[start of Given data]
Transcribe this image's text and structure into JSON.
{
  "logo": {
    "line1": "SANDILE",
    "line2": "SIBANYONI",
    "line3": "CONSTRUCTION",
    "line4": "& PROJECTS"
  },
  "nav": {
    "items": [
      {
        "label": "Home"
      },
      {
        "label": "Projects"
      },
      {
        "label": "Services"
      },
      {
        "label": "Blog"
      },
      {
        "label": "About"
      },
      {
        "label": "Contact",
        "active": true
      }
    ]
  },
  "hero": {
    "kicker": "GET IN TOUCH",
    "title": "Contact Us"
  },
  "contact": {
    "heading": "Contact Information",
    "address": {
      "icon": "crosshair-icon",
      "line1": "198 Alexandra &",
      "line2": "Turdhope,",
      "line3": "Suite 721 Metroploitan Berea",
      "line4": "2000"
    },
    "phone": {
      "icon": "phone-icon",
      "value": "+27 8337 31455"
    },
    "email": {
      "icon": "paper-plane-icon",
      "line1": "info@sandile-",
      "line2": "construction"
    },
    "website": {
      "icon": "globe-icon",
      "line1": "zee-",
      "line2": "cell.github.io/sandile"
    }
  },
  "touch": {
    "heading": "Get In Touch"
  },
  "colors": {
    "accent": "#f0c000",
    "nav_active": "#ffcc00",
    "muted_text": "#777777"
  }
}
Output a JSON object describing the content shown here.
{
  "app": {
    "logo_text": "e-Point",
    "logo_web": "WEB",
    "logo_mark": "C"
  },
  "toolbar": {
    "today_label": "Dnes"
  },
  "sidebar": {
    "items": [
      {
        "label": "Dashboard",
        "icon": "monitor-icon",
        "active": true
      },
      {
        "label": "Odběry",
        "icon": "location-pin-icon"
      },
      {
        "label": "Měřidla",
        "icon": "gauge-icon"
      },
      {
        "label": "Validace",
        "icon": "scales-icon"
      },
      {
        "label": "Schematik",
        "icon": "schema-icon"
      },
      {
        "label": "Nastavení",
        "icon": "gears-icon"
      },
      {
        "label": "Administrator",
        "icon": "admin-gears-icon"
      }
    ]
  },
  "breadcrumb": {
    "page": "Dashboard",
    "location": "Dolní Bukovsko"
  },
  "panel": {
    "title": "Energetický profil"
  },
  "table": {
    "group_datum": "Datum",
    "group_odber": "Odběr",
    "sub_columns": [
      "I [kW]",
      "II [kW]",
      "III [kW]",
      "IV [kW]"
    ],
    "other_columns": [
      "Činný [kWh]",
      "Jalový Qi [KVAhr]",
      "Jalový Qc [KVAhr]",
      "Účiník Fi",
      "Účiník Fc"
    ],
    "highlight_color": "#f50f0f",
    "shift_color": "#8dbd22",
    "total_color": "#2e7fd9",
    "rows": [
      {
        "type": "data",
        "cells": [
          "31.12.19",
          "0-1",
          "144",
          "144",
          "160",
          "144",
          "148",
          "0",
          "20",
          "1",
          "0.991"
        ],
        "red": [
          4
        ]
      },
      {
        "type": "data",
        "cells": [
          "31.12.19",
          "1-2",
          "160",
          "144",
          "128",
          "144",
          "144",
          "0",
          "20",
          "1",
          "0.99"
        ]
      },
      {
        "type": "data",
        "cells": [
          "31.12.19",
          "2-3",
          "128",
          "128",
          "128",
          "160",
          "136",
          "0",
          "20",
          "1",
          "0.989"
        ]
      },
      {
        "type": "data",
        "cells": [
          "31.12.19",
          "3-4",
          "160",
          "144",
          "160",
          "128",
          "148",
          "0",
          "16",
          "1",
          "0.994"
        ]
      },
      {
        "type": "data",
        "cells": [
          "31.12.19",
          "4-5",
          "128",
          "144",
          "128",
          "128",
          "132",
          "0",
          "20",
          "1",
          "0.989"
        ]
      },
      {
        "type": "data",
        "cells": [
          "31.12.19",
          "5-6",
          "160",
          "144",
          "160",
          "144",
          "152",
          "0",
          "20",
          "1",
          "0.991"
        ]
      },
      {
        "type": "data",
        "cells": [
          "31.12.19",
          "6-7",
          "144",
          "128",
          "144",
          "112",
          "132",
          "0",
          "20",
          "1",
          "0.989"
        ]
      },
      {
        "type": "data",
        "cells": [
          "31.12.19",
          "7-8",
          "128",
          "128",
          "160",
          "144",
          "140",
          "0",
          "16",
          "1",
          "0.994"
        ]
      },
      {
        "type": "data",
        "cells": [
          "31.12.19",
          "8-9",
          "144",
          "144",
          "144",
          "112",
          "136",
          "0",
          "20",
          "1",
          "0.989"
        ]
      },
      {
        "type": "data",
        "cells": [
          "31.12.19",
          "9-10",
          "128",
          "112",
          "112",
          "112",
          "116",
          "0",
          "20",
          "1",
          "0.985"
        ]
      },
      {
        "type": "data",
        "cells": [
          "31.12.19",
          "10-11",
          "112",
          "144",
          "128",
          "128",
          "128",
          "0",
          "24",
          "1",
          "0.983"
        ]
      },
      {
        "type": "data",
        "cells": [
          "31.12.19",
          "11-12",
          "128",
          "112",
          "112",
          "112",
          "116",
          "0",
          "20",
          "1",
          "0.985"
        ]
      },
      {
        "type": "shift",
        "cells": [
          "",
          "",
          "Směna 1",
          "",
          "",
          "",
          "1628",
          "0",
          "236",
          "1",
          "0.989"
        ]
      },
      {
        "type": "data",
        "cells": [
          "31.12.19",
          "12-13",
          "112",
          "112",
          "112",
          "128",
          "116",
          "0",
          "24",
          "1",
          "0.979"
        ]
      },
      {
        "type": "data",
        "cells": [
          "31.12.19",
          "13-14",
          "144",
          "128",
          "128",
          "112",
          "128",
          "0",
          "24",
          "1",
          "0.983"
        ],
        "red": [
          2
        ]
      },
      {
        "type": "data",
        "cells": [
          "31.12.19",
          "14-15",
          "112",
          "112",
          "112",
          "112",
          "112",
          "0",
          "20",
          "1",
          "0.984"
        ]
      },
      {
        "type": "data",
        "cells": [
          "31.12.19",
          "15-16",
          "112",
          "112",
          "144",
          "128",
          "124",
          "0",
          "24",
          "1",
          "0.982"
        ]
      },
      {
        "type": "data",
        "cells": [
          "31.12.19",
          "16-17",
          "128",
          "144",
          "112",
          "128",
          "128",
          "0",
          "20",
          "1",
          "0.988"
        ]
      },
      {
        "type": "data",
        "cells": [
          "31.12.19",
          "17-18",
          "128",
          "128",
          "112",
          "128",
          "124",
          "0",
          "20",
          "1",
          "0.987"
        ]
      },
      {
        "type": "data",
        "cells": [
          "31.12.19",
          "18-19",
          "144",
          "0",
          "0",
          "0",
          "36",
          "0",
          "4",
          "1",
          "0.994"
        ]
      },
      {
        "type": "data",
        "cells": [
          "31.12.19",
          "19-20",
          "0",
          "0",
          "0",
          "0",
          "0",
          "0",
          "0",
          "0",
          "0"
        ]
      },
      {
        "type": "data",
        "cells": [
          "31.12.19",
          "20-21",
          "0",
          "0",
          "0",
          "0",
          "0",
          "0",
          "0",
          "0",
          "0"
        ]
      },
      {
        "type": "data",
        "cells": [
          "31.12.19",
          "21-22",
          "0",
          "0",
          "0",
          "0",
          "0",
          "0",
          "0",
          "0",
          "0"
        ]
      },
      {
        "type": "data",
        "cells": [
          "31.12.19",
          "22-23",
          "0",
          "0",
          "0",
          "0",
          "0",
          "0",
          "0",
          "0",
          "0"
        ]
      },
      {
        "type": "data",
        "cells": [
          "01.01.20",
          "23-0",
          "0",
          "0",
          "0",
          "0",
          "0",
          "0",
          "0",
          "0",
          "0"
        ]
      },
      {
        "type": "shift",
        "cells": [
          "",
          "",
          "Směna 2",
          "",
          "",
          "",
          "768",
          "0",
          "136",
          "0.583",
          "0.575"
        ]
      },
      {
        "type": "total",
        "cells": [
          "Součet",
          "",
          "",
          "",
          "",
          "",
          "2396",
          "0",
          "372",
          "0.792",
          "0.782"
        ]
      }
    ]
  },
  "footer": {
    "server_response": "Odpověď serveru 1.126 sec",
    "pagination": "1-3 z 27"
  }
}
[end of Given data]
● Task details: Pick out each line above that includes "title" and show it.

● Written response:
    "title": "Contact Us"
    "title": "Energetický profil"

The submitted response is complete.